EXERCISE INSTRUCTIONS:
Go through the listing and copy each line with the string "packed".

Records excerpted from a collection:

+++

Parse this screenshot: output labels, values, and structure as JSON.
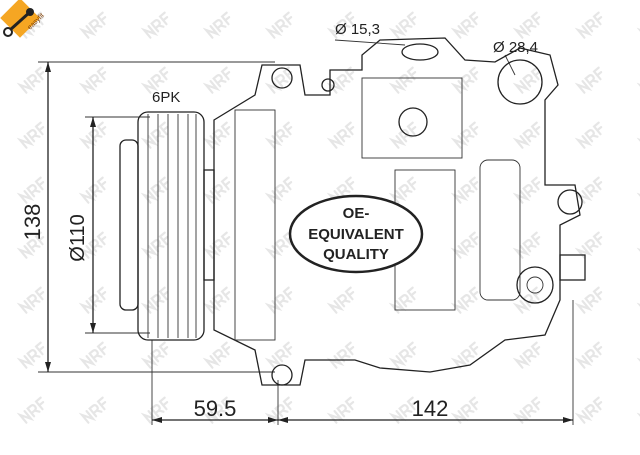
{
  "logo": {
    "text": "easyfit",
    "color": "#f5a623"
  },
  "watermark": {
    "text": "NRF",
    "color": "#e6e6e6"
  },
  "badge": {
    "line1": "OE-",
    "line2": "EQUIVALENT",
    "line3": "QUALITY"
  },
  "dimensions": {
    "suction_port": "Ø 15,3",
    "discharge_port": "Ø 28,4",
    "belt": "6PK",
    "height": "138",
    "pulley_diameter": "Ø110",
    "pulley_offset": "59.5",
    "body_length": "142"
  }
}
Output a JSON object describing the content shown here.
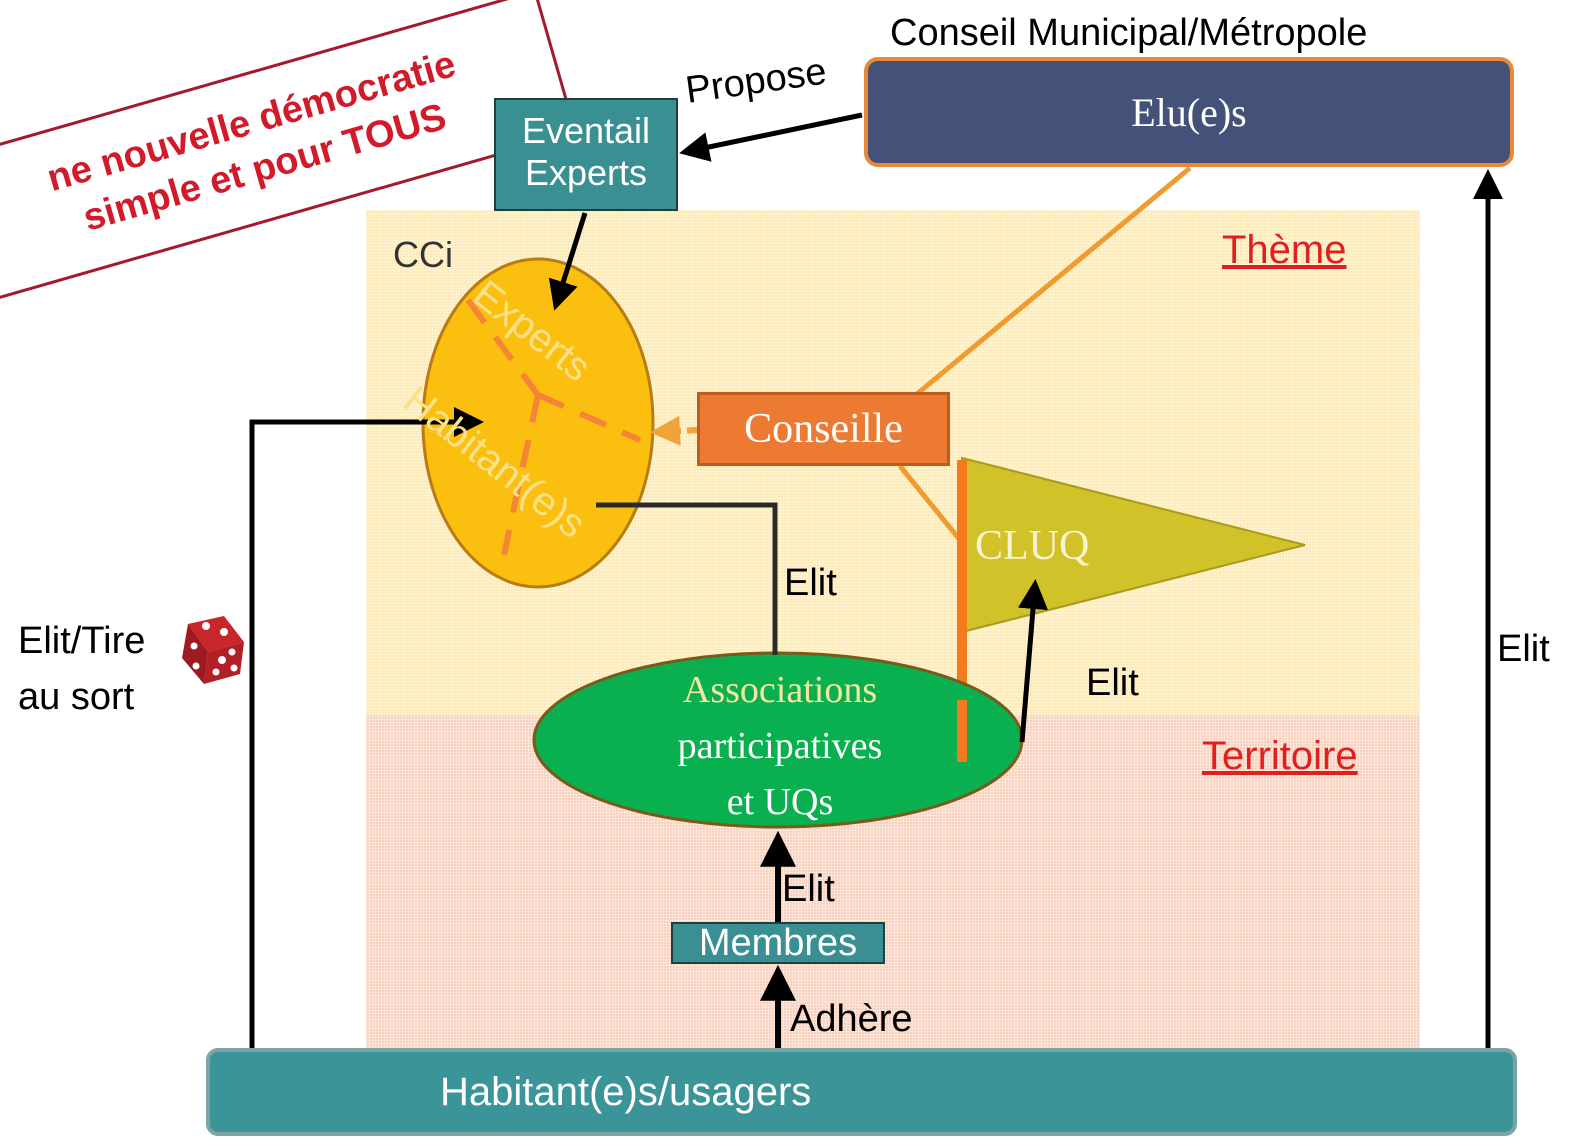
{
  "banner": {
    "line1": "ne nouvelle démocratie",
    "line2": "simple et pour TOUS"
  },
  "conseil": {
    "title": "Conseil Municipal/Métropole",
    "elus": "Elu(e)s"
  },
  "eventail": {
    "line1": "Eventail",
    "line2": "Experts"
  },
  "zones": {
    "theme": "Thème",
    "territoire": "Territoire"
  },
  "cci": {
    "label": "CCi",
    "experts": "Experts",
    "habitants": "Habitant(e)s"
  },
  "conseille": "Conseille",
  "cluq": "CLUQ",
  "associations": {
    "line1": "Associations",
    "line2": "participatives",
    "line3": "et UQs"
  },
  "membres": "Membres",
  "habitants_usagers": "Habitant(e)s/usagers",
  "edges": {
    "propose": "Propose",
    "elit_cci": "Elit",
    "elit_cluq": "Elit",
    "elit_membres": "Elit",
    "adhere": "Adhère",
    "elit_conseil": "Elit",
    "elit_tire_line1": "Elit/Tire",
    "elit_tire_line2": "au sort"
  },
  "colors": {
    "theme_zone": "#fdeab4",
    "territoire_zone": "#f9d2bf",
    "elus_fill": "#44527a",
    "teal_box": "#3a8f93",
    "cci_ellipse": "#fbbf10",
    "associations_ellipse": "#0aaf4f",
    "cluq_flag": "#d2c22a",
    "conseille_box": "#ec7a33",
    "accent_red": "#e0201f"
  },
  "icons": {
    "dice": "dice-icon"
  }
}
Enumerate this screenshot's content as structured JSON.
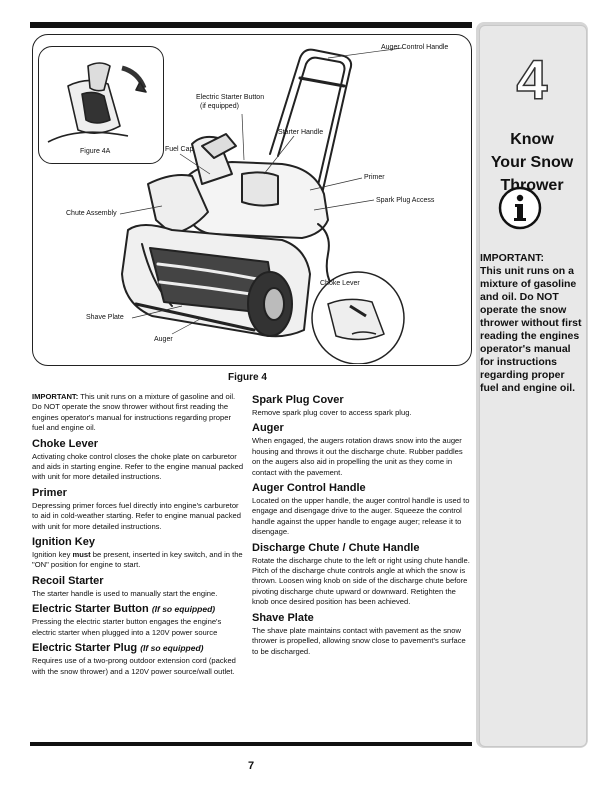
{
  "figure": {
    "caption": "Figure 4",
    "inset_label": "Figure 4A",
    "callouts": {
      "auger_control_handle": "Auger Control Handle",
      "electric_starter_button": "Electric Starter Button",
      "if_equipped": "(if equipped)",
      "starter_handle": "Starter Handle",
      "fuel_cap": "Fuel Cap",
      "primer": "Primer",
      "spark_plug_access": "Spark Plug Access",
      "chute_assembly": "Chute Assembly",
      "choke_lever": "Choke Lever",
      "shave_plate": "Shave Plate",
      "auger": "Auger"
    }
  },
  "sidebar": {
    "chapter_number": "4",
    "title_line1": "Know",
    "title_line2": "Your Snow",
    "title_line3": "Thrower",
    "icon": "info-icon",
    "note_heading": "IMPORTANT:",
    "note_text": "This unit runs on a mixture of gasoline and oil. Do NOT operate the snow thrower without first reading the engines operator's manual for instructions regarding proper fuel and engine oil."
  },
  "left_column": {
    "intro_bold": "IMPORTANT:",
    "intro_text": " This unit runs on a mixture of gasoline and oil. Do NOT operate the snow thrower without first reading the engines operator's manual for instructions regarding proper fuel and engine oil.",
    "choke_title": "Choke Lever",
    "choke_text": "Activating choke control closes the choke plate on carburetor and aids in starting engine. Refer to the engine manual packed with unit for more detailed instructions.",
    "primer_title": "Primer",
    "primer_text": "Depressing primer forces fuel directly into engine's carburetor to aid in cold-weather starting. Refer to engine manual packed with unit for more detailed instructions.",
    "ignition_title": "Ignition Key",
    "ignition_text_a": "Ignition key ",
    "ignition_text_bold": "must",
    "ignition_text_b": " be present, inserted in key switch, and in the \"ON\" position for engine to start.",
    "recoil_title": "Recoil Starter",
    "recoil_text": "The starter handle is used to manually start the engine.",
    "esb_title": "Electric Starter Button",
    "esb_sub": "(If so equipped)",
    "esb_text": "Pressing the electric starter button engages the engine's electric starter when plugged into a 120V power source",
    "esp_title": "Electric Starter Plug",
    "esp_sub": "(If so equipped)",
    "esp_text": "Requires use of a two-prong outdoor extension cord (packed with the snow thrower) and a 120V power source/wall outlet."
  },
  "right_column": {
    "spark_title": "Spark Plug Cover",
    "spark_text": "Remove spark plug cover to access spark plug.",
    "auger_title": "Auger",
    "auger_text": "When engaged, the augers rotation draws snow into the auger housing and throws it out the discharge chute. Rubber paddles on the augers also aid in propelling the unit as they come in contact with the pavement.",
    "ach_title": "Auger Control Handle",
    "ach_text": "Located on the upper handle, the auger control handle is used to engage and disengage drive to the auger. Squeeze the control handle against the upper handle to engage auger; release it to disengage.",
    "chute_title": "Discharge Chute / Chute Handle",
    "chute_text": "Rotate the discharge chute to the left or right using chute handle. Pitch of the discharge chute controls angle at which the snow is thrown. Loosen wing knob on side of the discharge chute before pivoting discharge chute upward or downward. Retighten the knob once desired position has been achieved.",
    "shave_title": "Shave Plate",
    "shave_text": "The shave plate maintains contact with pavement as the snow thrower is propelled, allowing snow close to pavement's surface to be discharged."
  },
  "page_number": "7"
}
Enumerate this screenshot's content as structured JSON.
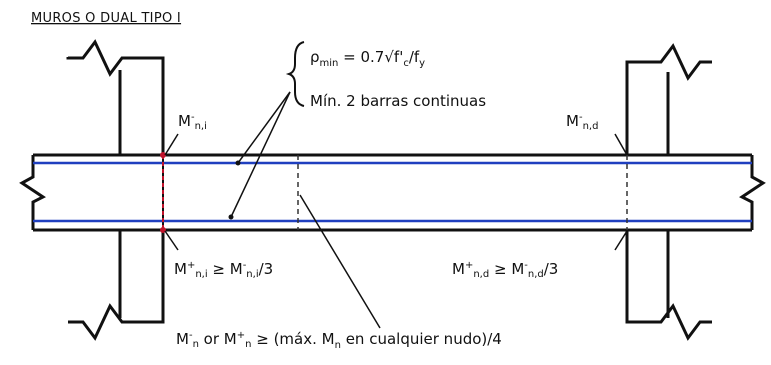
{
  "title": "MUROS O DUAL TIPO I",
  "colors": {
    "line": "#111111",
    "rebar": "#1f3fbf",
    "section_left": "#c0132b",
    "dashed": "#333333"
  },
  "annotations": {
    "rho_min": {
      "rho": "ρ",
      "sub": "min",
      "rest_a": " = 0.7√f'",
      "sub2": "c",
      "rest_b": "/f",
      "sub3": "y"
    },
    "min_bars": "Mín. 2 barras continuas",
    "m_neg_left": {
      "base": "M",
      "sup": "-",
      "sub": "n,i"
    },
    "m_neg_right": {
      "base": "M",
      "sup": "-",
      "sub": "n,d"
    },
    "m_pos_left": {
      "base": "M",
      "sup": "+",
      "sub": "n,i",
      "rel": " ≥ M",
      "sup2": "-",
      "sub2": "n,i",
      "tail": "/3"
    },
    "m_pos_right": {
      "base": "M",
      "sup": "+",
      "sub": "n,d",
      "rel": " ≥ M",
      "sup2": "-",
      "sub2": "n,d",
      "tail": "/3"
    },
    "bottom_rule": {
      "a": "M",
      "a_sup": "-",
      "a_sub": "n",
      "or": " or M",
      "b_sup": "+",
      "b_sub": "n",
      "mid": " ≥ (máx. M",
      "c_sub": "n",
      "tail": " en cualquier nudo)/4"
    }
  }
}
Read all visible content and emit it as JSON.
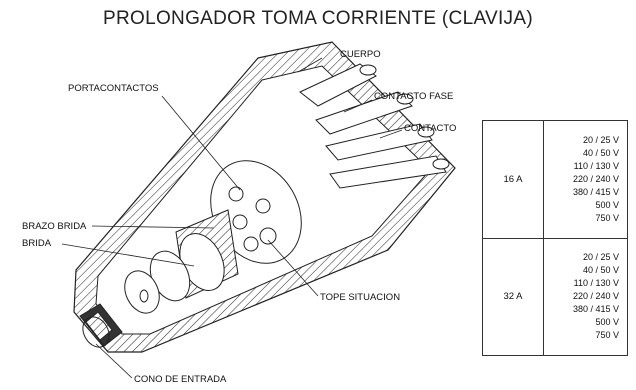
{
  "title": "PROLONGADOR TOMA CORRIENTE (CLAVIJA)",
  "labels": {
    "cuerpo": "CUERPO",
    "portacontactos": "PORTACONTACTOS",
    "contacto_fase": "CONTACTO FASE",
    "contacto": "CONTACTO",
    "brazo_brida": "BRAZO BRIDA",
    "brida": "BRIDA",
    "tope_situacion": "TOPE SITUACION",
    "cono_de_entrada": "CONO DE ENTRADA"
  },
  "table": {
    "rows": [
      {
        "amperage": "16 A",
        "voltages": [
          "20 / 25 V",
          "40 / 50 V",
          "110 / 130 V",
          "220 / 240 V",
          "380 / 415 V",
          "500 V",
          "750 V"
        ]
      },
      {
        "amperage": "32 A",
        "voltages": [
          "20 / 25 V",
          "40 / 50 V",
          "110 / 130 V",
          "220 / 240 V",
          "380 / 415 V",
          "500 V",
          "750 V"
        ]
      }
    ]
  }
}
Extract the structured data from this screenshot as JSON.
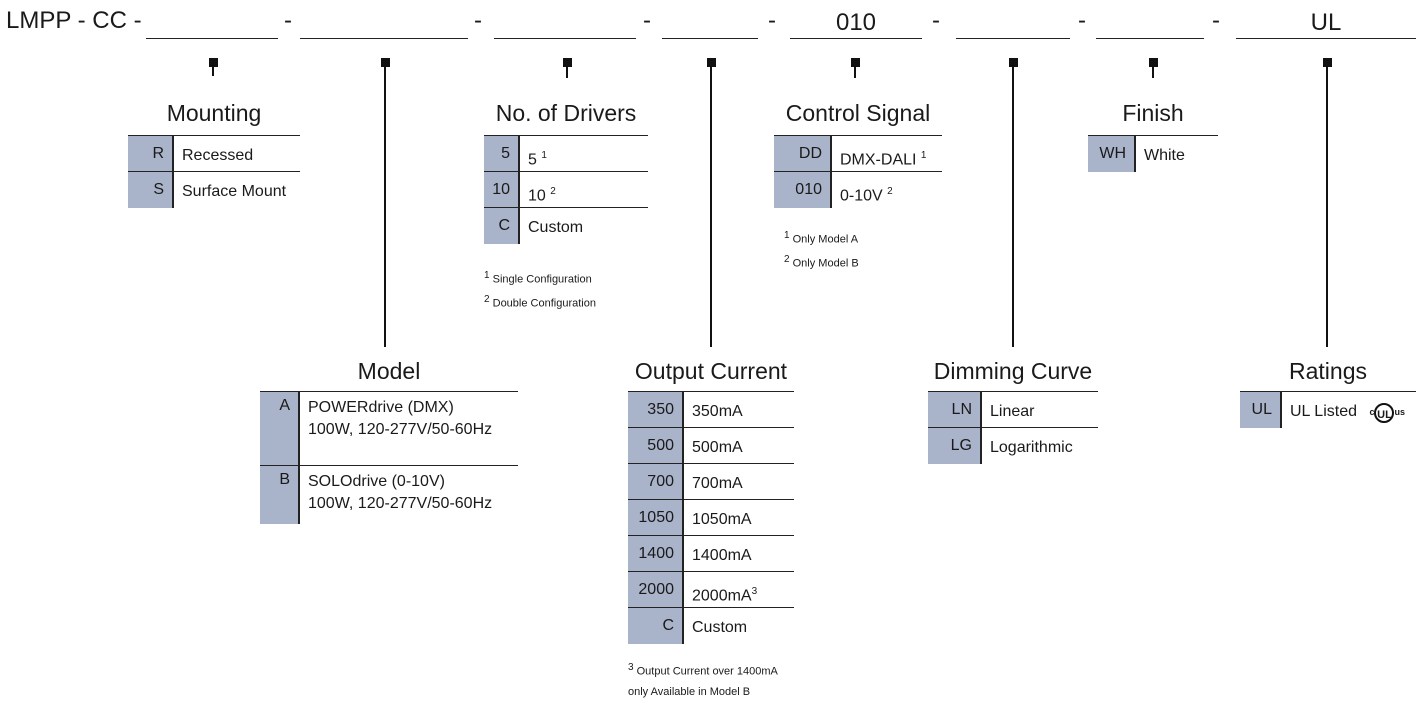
{
  "header": {
    "prefix": "LMPP - CC -",
    "separator": "-",
    "blanks": [
      "",
      "",
      "",
      "",
      "010",
      "",
      "",
      "UL"
    ]
  },
  "mounting": {
    "title": "Mounting",
    "rows": [
      {
        "code": "R",
        "desc": "Recessed"
      },
      {
        "code": "S",
        "desc": "Surface Mount"
      }
    ]
  },
  "model": {
    "title": "Model",
    "rows": [
      {
        "code": "A",
        "line1": "POWERdrive (DMX)",
        "line2": "100W, 120-277V/50-60Hz"
      },
      {
        "code": "B",
        "line1": "SOLOdrive (0-10V)",
        "line2": "100W, 120-277V/50-60Hz"
      }
    ]
  },
  "drivers": {
    "title": "No. of Drivers",
    "rows": [
      {
        "code": "5",
        "desc": "5",
        "sup": "1"
      },
      {
        "code": "10",
        "desc": "10",
        "sup": "2"
      },
      {
        "code": "C",
        "desc": "Custom",
        "sup": ""
      }
    ],
    "notes": [
      {
        "sup": "1",
        "text": "Single Configuration"
      },
      {
        "sup": "2",
        "text": "Double Configuration"
      }
    ]
  },
  "output": {
    "title": "Output Current",
    "rows": [
      {
        "code": "350",
        "desc": "350mA",
        "sup": ""
      },
      {
        "code": "500",
        "desc": "500mA",
        "sup": ""
      },
      {
        "code": "700",
        "desc": "700mA",
        "sup": ""
      },
      {
        "code": "1050",
        "desc": "1050mA",
        "sup": ""
      },
      {
        "code": "1400",
        "desc": "1400mA",
        "sup": ""
      },
      {
        "code": "2000",
        "desc": "2000mA",
        "sup": "3"
      },
      {
        "code": "C",
        "desc": "Custom",
        "sup": ""
      }
    ],
    "notes": [
      {
        "sup": "3",
        "text": "Output Current over 1400mA"
      },
      {
        "sup": "",
        "text": "only Available in Model B"
      }
    ]
  },
  "control": {
    "title": "Control Signal",
    "rows": [
      {
        "code": "DD",
        "desc": "DMX-DALI",
        "sup": "1"
      },
      {
        "code": "010",
        "desc": "0-10V",
        "sup": "2"
      }
    ],
    "notes": [
      {
        "sup": "1",
        "text": "Only Model A"
      },
      {
        "sup": "2",
        "text": "Only Model B"
      }
    ]
  },
  "dimming": {
    "title": "Dimming Curve",
    "rows": [
      {
        "code": "LN",
        "desc": "Linear"
      },
      {
        "code": "LG",
        "desc": "Logarithmic"
      }
    ]
  },
  "finish": {
    "title": "Finish",
    "rows": [
      {
        "code": "WH",
        "desc": "White"
      }
    ]
  },
  "ratings": {
    "title": "Ratings",
    "rows": [
      {
        "code": "UL",
        "desc": "UL Listed"
      }
    ],
    "logo": {
      "c": "c",
      "ul": "UL",
      "us": "us"
    }
  }
}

+++

SOLUTION FOR THIS EXERCISE:
    "choke_text": "Activating choke control closes the choke plate on carburetor and aids in starting engine. Refer to the engine manual packed with unit for more detailed instructions.",
    "primer_text": "Depressing primer forces fuel directly into engine's carburetor to aid in cold-weather starting. Refer to engine manual packed with unit for more detailed instructions.",
    "esp_text": "Requires use of a two-prong outdoor extension cord (packed with the snow thrower) and a 120V power source/wall outlet."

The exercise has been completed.